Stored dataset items
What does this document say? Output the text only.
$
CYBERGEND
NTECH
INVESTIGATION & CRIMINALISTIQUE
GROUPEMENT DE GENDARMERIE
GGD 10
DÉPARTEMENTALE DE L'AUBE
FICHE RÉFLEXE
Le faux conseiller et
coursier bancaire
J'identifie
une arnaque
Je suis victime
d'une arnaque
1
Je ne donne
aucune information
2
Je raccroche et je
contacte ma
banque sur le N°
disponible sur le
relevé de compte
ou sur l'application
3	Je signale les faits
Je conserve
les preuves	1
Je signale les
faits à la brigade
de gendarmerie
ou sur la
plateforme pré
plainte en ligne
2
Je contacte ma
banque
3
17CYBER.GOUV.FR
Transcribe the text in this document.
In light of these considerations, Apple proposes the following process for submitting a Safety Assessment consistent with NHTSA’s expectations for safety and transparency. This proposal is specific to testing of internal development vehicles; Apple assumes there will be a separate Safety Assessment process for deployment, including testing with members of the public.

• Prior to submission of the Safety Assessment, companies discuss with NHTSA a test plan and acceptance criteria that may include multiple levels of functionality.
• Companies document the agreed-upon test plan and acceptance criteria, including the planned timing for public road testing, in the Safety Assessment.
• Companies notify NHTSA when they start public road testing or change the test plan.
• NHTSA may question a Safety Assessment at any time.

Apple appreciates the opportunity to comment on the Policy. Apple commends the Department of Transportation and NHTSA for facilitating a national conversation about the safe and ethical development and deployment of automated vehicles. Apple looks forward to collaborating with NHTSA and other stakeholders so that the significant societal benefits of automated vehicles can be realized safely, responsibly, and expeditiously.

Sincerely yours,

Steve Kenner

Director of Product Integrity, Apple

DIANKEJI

▶ [Written request]: Using the material above, print every entry exactly as written.

▶ [Answer below]:
What does this document say? Output the text only.
$
CYBERGEND
NTECH
INVESTIGATION & CRIMINALISTIQUE
GROUPEMENT DE GENDARMERIE
GGD 10
DÉPARTEMENTALE DE L'AUBE
FICHE RÉFLEXE
Le faux conseiller et
coursier bancaire
J'identifie
une arnaque
Je suis victime
d'une arnaque
1
Je ne donne
aucune information
2
Je raccroche et je
contacte ma
banque sur le N°
disponible sur le
relevé de compte
ou sur l'application
3	Je signale les faits
Je conserve
les preuves	1
Je signale les
faits à la brigade
de gendarmerie
ou sur la
plateforme pré
plainte en ligne
2
Je contacte ma
banque
3
17CYBER.GOUV.FR
Transcribe the text in this document.
In light of these considerations, Apple proposes the following process for submitting a Safety Assessment consistent with NHTSA’s expectations for safety and transparency. This proposal is specific to testing of internal development vehicles; Apple assumes there will be a separate Safety Assessment process for deployment, including testing with members of the public.

• Prior to submission of the Safety Assessment, companies discuss with NHTSA a test plan and acceptance criteria that may include multiple levels of functionality.
• Companies document the agreed-upon test plan and acceptance criteria, including the planned timing for public road testing, in the Safety Assessment.
• Companies notify NHTSA when they start public road testing or change the test plan.
• NHTSA may question a Safety Assessment at any time.

Apple appreciates the opportunity to comment on the Policy. Apple commends the Department of Transportation and NHTSA for facilitating a national conversation about the safe and ethical development and deployment of automated vehicles. Apple looks forward to collaborating with NHTSA and other stakeholders so that the significant societal benefits of automated vehicles can be realized safely, responsibly, and expeditiously.

Sincerely yours,

Steve Kenner

Director of Product Integrity, Apple

DIANKEJI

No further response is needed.